### What this task involves
Pull out every line below that contains the string "fold", treating uppercase and lowercase letters as different.

### Extracted records

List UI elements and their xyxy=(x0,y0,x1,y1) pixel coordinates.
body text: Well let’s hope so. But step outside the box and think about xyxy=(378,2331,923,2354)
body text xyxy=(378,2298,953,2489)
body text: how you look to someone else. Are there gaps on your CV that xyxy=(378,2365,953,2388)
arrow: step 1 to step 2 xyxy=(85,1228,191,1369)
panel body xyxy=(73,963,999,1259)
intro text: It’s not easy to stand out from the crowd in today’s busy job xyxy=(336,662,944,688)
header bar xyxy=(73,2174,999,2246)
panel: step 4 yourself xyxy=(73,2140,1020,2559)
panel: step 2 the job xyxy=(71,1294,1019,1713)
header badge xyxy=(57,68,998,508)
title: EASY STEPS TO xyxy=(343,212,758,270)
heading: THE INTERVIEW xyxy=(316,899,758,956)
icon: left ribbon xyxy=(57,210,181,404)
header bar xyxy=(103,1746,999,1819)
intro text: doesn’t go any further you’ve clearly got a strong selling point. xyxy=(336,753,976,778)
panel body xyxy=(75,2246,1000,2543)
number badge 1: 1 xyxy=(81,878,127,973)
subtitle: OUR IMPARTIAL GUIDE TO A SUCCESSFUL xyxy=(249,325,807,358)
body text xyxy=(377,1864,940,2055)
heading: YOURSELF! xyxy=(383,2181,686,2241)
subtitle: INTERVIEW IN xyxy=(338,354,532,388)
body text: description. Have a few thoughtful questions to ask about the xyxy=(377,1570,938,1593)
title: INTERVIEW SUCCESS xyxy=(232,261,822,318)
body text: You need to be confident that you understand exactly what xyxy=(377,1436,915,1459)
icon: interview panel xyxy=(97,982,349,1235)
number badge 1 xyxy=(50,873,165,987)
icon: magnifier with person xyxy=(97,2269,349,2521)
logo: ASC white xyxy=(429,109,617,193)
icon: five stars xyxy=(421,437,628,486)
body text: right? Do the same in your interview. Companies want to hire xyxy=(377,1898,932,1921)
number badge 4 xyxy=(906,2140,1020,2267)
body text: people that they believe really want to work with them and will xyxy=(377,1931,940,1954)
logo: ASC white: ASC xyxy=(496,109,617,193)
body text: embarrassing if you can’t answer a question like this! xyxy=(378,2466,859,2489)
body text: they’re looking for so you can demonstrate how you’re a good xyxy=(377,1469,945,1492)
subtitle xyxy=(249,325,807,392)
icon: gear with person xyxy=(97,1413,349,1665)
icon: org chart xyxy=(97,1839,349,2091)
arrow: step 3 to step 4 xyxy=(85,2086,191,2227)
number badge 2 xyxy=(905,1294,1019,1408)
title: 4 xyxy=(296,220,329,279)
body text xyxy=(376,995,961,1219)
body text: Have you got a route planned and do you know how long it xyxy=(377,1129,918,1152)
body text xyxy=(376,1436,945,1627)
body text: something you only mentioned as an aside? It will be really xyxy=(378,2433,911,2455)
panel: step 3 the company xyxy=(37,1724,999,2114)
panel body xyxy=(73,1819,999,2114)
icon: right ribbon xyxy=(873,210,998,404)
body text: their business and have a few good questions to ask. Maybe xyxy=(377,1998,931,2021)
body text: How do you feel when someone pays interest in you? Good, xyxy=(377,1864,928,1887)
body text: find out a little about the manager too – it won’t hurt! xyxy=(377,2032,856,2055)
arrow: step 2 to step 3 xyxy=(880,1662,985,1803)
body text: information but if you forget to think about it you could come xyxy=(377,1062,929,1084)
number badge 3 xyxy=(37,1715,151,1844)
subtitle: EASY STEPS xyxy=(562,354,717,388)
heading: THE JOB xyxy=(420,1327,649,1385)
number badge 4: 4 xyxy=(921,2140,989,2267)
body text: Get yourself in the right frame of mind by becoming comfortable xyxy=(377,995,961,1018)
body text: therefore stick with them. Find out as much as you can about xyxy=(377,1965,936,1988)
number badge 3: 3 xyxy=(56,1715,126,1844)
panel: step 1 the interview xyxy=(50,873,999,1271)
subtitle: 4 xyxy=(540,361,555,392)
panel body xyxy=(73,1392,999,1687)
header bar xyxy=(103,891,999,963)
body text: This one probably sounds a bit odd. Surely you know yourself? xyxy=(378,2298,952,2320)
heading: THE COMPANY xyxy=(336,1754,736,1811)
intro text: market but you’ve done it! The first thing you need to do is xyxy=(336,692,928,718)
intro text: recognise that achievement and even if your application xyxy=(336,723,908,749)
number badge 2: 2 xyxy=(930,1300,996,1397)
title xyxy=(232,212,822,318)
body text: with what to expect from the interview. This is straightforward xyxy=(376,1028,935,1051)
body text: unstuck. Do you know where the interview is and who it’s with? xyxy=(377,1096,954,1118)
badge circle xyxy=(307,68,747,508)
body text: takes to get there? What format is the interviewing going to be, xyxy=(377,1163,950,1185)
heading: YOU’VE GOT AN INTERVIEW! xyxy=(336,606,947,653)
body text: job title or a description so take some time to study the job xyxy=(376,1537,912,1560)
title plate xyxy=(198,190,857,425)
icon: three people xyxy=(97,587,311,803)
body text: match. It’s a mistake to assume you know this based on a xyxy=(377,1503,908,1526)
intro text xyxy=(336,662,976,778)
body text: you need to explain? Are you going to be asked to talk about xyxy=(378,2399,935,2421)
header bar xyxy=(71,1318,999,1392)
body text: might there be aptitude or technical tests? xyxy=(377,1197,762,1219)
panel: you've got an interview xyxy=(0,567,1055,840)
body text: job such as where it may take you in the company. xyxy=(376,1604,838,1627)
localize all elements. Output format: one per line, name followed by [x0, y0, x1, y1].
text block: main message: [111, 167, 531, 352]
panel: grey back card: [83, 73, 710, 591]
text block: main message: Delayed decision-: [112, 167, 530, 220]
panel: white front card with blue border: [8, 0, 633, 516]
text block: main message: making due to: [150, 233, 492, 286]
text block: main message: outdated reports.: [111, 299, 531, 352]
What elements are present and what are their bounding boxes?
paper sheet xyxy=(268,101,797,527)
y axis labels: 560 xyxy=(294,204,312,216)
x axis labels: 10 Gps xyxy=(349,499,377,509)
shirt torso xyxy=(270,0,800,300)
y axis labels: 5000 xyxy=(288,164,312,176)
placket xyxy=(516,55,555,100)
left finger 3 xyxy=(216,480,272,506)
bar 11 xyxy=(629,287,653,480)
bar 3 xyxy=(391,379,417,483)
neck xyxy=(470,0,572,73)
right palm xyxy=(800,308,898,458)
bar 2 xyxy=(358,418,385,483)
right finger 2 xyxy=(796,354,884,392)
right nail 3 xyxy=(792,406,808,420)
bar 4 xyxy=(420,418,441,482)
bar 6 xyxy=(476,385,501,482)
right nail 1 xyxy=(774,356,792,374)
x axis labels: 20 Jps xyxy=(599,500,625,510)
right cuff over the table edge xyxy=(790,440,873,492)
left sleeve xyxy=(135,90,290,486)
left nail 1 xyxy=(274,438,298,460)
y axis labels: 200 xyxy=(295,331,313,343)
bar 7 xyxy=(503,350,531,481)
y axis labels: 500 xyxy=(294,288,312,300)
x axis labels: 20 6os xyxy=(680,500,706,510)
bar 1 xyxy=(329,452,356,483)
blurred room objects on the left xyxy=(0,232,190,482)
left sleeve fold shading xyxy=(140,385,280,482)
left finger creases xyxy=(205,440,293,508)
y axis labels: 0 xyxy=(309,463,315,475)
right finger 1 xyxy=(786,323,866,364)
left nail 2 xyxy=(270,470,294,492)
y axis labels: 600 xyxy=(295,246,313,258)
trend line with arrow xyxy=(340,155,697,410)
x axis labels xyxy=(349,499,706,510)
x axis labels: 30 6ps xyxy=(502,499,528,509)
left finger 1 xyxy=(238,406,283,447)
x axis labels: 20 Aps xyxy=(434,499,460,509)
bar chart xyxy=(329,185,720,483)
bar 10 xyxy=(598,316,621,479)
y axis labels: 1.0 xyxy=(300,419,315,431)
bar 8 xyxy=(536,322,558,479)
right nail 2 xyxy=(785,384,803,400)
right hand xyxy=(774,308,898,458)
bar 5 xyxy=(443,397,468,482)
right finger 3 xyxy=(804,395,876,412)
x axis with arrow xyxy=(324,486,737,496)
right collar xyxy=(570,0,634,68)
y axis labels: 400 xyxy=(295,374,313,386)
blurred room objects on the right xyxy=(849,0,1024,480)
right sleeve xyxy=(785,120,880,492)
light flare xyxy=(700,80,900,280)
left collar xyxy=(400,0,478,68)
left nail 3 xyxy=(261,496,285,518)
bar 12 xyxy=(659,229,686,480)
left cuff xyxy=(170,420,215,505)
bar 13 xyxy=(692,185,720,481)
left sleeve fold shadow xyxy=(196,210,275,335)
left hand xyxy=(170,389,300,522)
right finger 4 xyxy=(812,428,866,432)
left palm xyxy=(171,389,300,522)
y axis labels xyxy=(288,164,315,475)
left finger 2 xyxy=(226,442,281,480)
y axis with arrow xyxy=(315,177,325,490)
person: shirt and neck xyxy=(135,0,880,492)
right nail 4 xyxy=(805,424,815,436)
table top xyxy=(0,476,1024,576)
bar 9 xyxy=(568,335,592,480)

### Exercise answer
left sleeve fold shading xyxy=(140,385,280,482)
left sleeve fold shadow xyxy=(196,210,275,335)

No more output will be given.